→ COMPITI DA SVOLGERE
**A.** Nel brano sulla democrazia, chi designa i candidati?
**B.** Nel brano sulla democrazia, sostituisci "parlamento" con "consiglio" nel passo da "Che ogni tot" a "talk-show in tv.", poi riporta il passo così modificato.

#### ESTRATTO DELLA PAGINA

«Democrazia!», tutti si riempiono la bocca con questa parola: “la nostra democrazia”, “il gioco politico democratico”, “la nuova legge elettorale democratica”, “la governabilità democratica”, e cosí via. E tutti ne recitano l’atto di fede: politici di professione, partiti al seguito, addetti a stampa e tv, “conduttori”, “opinionisti”, “esperti”, “comunicatori” vari, nonché banchieri, finanzieri, alti burocrati …
Che cos’è per costoro la democrazia?
Che ogni tot anni “si va a votare” – e i capi-partito designano i candidati, i partiti fanno le campagne elettorali, dei «rappresentanti» che vengono eletti. Che c’è il parlamento di designati-eletti (quello centrale, inoltre quelli regionali e locali) – dove poi “è affar loro: gioco delle maggioranze che reggono il governo e delle minoranze che pongono l’opposizione (quando la situazione è “normale”, perché negli ultimi anni i governi vengono fatti e disfatti “in conto proprio”, su «larghe» e «piccole intese» fra tutti, e con opposizioni per modo di dire). Che c’è la par condicio – cioè vi sono un po’ di “quelli” e un po’ di “quegli altri” nei dibattiti, “approfondimenti”, “inchieste”, talk-show in tv.

########
#### ESTRATTI DEI DATI

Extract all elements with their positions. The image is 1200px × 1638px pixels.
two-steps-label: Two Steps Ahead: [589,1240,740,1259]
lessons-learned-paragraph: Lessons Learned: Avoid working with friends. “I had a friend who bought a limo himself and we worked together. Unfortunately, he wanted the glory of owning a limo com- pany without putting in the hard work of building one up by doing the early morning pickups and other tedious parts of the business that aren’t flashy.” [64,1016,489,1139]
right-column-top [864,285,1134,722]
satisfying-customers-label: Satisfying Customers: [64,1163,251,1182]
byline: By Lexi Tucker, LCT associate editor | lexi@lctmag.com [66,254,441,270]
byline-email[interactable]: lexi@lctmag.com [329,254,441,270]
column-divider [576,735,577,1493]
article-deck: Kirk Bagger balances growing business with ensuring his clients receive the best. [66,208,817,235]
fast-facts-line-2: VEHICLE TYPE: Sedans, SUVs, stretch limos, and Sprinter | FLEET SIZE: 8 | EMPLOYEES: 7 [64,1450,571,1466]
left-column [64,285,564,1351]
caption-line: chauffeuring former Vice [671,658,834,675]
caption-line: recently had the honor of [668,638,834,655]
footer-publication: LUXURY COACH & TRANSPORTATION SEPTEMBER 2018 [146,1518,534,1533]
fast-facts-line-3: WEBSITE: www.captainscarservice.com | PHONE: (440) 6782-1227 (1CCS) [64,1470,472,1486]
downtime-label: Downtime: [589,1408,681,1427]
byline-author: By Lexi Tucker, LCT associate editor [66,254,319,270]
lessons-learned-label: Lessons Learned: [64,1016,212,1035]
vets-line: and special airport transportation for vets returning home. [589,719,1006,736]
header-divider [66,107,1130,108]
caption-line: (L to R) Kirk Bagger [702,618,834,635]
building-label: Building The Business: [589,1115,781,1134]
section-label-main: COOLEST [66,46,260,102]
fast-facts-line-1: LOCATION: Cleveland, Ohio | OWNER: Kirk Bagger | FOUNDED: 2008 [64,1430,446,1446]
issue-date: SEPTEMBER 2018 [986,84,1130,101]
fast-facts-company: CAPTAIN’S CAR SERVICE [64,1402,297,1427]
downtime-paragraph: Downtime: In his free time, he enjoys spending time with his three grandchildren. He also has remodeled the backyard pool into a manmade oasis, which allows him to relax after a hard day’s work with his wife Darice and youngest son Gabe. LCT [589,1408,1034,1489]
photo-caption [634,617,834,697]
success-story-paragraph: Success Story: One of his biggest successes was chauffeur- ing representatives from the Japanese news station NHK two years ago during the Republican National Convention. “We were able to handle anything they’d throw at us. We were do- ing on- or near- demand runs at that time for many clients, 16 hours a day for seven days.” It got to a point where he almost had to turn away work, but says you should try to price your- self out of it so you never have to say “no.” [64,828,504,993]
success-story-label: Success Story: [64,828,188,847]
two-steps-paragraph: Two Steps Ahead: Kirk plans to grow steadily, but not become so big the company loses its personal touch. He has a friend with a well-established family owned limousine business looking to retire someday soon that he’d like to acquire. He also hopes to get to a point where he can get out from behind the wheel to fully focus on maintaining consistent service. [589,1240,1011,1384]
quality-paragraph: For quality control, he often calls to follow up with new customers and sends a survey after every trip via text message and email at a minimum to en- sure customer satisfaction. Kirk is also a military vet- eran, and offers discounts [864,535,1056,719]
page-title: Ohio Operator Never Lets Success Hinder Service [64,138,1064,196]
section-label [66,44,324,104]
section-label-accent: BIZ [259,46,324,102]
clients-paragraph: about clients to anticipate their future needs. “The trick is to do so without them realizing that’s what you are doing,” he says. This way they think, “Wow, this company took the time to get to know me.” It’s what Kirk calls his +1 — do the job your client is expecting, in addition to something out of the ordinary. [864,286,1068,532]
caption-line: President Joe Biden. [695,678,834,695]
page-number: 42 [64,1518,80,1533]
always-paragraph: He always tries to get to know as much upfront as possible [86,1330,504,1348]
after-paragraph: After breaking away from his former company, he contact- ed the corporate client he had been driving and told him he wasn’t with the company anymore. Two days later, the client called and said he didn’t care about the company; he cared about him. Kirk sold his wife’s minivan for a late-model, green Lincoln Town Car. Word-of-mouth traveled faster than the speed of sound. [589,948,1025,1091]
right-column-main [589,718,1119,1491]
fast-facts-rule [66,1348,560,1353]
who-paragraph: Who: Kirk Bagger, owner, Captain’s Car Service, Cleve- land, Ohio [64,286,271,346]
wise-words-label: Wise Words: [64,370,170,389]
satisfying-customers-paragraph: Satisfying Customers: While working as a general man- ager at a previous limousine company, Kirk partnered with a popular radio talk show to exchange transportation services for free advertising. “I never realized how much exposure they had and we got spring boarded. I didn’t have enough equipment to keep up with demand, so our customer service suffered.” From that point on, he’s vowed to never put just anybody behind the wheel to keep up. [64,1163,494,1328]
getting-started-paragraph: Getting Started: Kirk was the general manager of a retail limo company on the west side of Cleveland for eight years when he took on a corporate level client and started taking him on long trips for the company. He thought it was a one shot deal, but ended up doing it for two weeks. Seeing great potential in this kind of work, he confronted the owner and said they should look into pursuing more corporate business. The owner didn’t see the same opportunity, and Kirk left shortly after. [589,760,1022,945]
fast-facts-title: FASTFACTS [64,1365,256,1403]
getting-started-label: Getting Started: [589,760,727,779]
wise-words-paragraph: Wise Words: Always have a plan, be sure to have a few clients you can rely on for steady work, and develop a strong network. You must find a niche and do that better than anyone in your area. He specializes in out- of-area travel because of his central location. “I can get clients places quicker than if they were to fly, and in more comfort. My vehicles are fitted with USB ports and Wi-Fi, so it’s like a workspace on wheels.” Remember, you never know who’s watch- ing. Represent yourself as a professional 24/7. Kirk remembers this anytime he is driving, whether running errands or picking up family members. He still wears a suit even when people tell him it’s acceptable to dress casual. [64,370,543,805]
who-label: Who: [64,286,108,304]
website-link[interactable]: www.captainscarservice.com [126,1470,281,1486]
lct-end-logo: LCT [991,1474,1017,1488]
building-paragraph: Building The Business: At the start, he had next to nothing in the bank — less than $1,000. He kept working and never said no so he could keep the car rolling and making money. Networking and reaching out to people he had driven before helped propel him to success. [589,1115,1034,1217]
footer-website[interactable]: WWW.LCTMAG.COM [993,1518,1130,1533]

########
#### ESTRATTI DEI DATI

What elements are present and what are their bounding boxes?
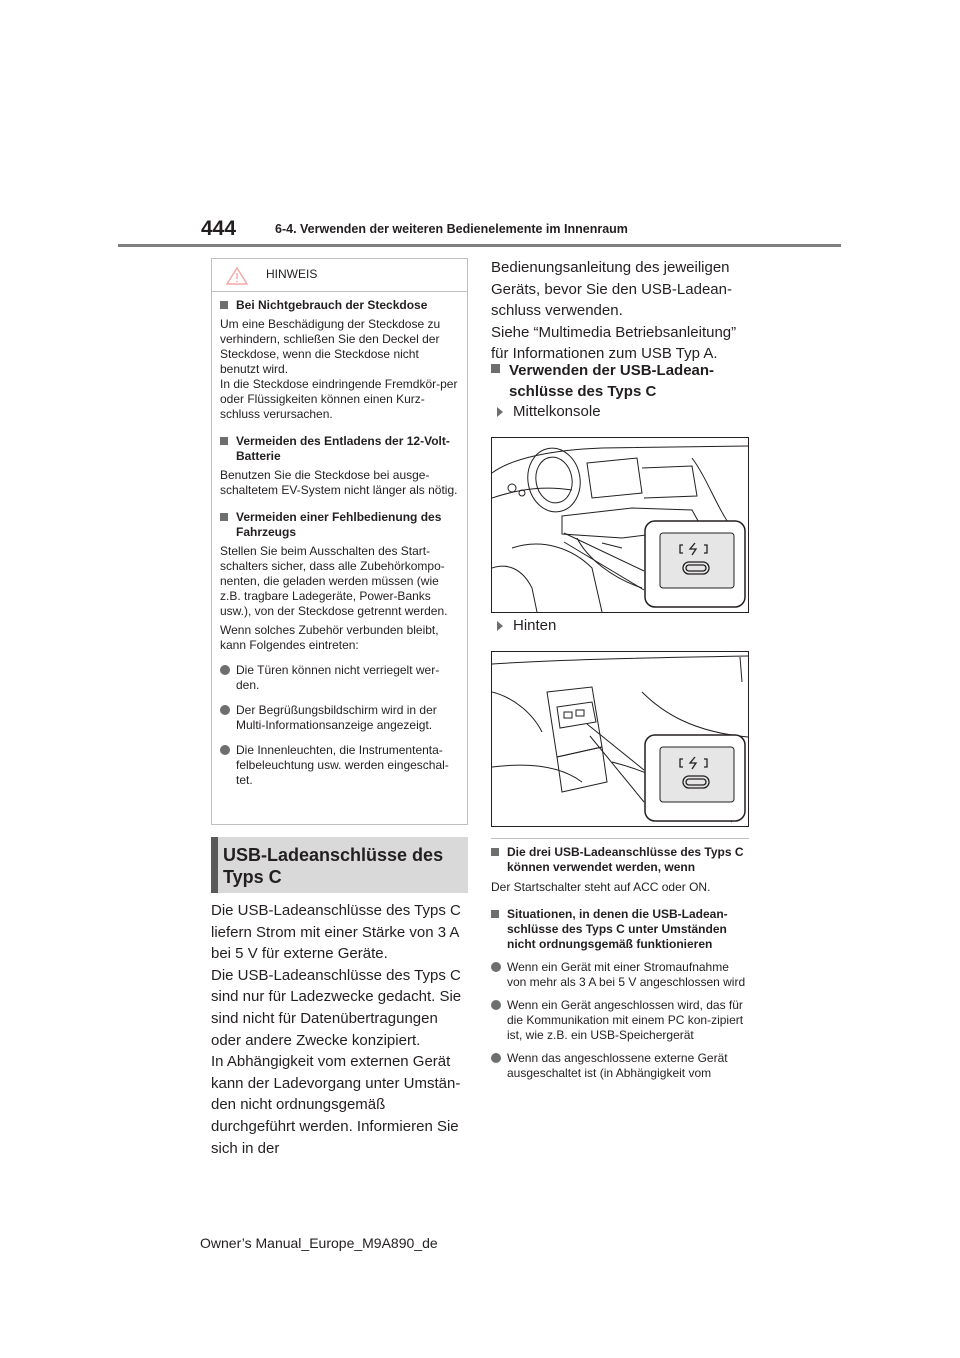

########

→ SOLUZIONI DEGLI ESERCIZI
**A.** I capi-partito.

**B.**
Che ogni tot anni “si va a votare” – e i capi-partito designano i candidati, i partiti fanno le campagne elettorali, dei «rappresentanti» che vengono eletti. Che c’è il consiglio di designati-eletti (quello centrale, inoltre quelli regionali e locali) – dove poi “è affar loro: gioco delle maggioranze che reggono il governo e delle minoranze che pongono l’opposizione (quando la situazione è “normale”, perché negli ultimi anni i governi vengono fatti e disfatti “in conto proprio”, su «larghe» e «piccole intese» fra tutti, e con opposizioni per modo di dire). Che c’è la par condicio – cioè vi sono un po’ di “quelli” e un po’ di “quegli altri” nei dibattiti, “approfondimenti”, “inchieste”, talk-show in tv.